• **What you need to do**:
Copy the lines that follow, keeping every character the same.

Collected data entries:
* BEGIN *

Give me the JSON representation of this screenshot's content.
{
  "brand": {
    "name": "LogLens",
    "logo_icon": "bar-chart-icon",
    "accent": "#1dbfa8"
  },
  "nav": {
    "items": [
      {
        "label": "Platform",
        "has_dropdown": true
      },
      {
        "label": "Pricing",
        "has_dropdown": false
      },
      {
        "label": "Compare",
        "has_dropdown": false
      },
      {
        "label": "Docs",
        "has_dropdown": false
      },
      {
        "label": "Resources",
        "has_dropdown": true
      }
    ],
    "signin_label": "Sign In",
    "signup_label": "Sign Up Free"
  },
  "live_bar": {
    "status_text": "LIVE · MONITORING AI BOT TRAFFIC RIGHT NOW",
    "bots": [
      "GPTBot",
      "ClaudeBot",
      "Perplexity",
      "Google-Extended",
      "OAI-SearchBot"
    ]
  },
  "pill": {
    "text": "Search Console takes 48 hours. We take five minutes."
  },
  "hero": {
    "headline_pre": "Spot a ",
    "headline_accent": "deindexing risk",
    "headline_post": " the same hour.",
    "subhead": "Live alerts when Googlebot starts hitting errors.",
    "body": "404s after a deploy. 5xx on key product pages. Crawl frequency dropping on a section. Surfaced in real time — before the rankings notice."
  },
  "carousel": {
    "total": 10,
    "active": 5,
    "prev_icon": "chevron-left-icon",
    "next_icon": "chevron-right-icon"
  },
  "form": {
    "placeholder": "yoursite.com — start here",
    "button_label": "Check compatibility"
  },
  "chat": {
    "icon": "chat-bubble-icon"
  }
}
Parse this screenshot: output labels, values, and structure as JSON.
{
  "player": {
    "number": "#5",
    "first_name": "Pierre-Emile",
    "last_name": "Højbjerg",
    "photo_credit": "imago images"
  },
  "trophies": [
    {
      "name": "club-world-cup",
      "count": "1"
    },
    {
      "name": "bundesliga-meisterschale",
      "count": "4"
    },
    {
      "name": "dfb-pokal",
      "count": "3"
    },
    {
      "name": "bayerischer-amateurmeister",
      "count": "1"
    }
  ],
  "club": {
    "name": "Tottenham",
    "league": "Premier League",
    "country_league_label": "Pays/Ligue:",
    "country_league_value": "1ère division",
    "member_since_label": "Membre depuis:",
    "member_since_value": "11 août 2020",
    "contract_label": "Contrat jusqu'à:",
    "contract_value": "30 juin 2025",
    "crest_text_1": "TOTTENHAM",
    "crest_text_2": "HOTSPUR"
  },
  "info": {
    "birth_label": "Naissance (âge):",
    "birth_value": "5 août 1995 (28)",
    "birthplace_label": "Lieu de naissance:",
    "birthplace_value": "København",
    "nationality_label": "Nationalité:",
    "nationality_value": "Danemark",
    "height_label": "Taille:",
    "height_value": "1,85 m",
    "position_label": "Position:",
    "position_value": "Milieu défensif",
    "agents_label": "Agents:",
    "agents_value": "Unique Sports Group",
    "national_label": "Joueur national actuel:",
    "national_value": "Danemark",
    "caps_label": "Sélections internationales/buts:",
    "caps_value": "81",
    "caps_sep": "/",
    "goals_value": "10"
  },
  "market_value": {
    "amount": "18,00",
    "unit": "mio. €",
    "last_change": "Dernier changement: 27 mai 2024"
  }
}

* END *

• **In response**:
Give me the JSON representation of this screenshot's content.
{
  "brand": {
    "name": "LogLens",
    "logo_icon": "bar-chart-icon",
    "accent": "#1dbfa8"
  },
  "nav": {
    "items": [
      {
        "label": "Platform",
        "has_dropdown": true
      },
      {
        "label": "Pricing",
        "has_dropdown": false
      },
      {
        "label": "Compare",
        "has_dropdown": false
      },
      {
        "label": "Docs",
        "has_dropdown": false
      },
      {
        "label": "Resources",
        "has_dropdown": true
      }
    ],
    "signin_label": "Sign In",
    "signup_label": "Sign Up Free"
  },
  "live_bar": {
    "status_text": "LIVE · MONITORING AI BOT TRAFFIC RIGHT NOW",
    "bots": [
      "GPTBot",
      "ClaudeBot",
      "Perplexity",
      "Google-Extended",
      "OAI-SearchBot"
    ]
  },
  "pill": {
    "text": "Search Console takes 48 hours. We take five minutes."
  },
  "hero": {
    "headline_pre": "Spot a ",
    "headline_accent": "deindexing risk",
    "headline_post": " the same hour.",
    "subhead": "Live alerts when Googlebot starts hitting errors.",
    "body": "404s after a deploy. 5xx on key product pages. Crawl frequency dropping on a section. Surfaced in real time — before the rankings notice."
  },
  "carousel": {
    "total": 10,
    "active": 5,
    "prev_icon": "chevron-left-icon",
    "next_icon": "chevron-right-icon"
  },
  "form": {
    "placeholder": "yoursite.com — start here",
    "button_label": "Check compatibility"
  },
  "chat": {
    "icon": "chat-bubble-icon"
  }
}
Parse this screenshot: output labels, values, and structure as JSON.
{
  "player": {
    "number": "#5",
    "first_name": "Pierre-Emile",
    "last_name": "Højbjerg",
    "photo_credit": "imago images"
  },
  "trophies": [
    {
      "name": "club-world-cup",
      "count": "1"
    },
    {
      "name": "bundesliga-meisterschale",
      "count": "4"
    },
    {
      "name": "dfb-pokal",
      "count": "3"
    },
    {
      "name": "bayerischer-amateurmeister",
      "count": "1"
    }
  ],
  "club": {
    "name": "Tottenham",
    "league": "Premier League",
    "country_league_label": "Pays/Ligue:",
    "country_league_value": "1ère division",
    "member_since_label": "Membre depuis:",
    "member_since_value": "11 août 2020",
    "contract_label": "Contrat jusqu'à:",
    "contract_value": "30 juin 2025",
    "crest_text_1": "TOTTENHAM",
    "crest_text_2": "HOTSPUR"
  },
  "info": {
    "birth_label": "Naissance (âge):",
    "birth_value": "5 août 1995 (28)",
    "birthplace_label": "Lieu de naissance:",
    "birthplace_value": "København",
    "nationality_label": "Nationalité:",
    "nationality_value": "Danemark",
    "height_label": "Taille:",
    "height_value": "1,85 m",
    "position_label": "Position:",
    "position_value": "Milieu défensif",
    "agents_label": "Agents:",
    "agents_value": "Unique Sports Group",
    "national_label": "Joueur national actuel:",
    "national_value": "Danemark",
    "caps_label": "Sélections internationales/buts:",
    "caps_value": "81",
    "caps_sep": "/",
    "goals_value": "10"
  },
  "market_value": {
    "amount": "18,00",
    "unit": "mio. €",
    "last_change": "Dernier changement: 27 mai 2024"
  }
}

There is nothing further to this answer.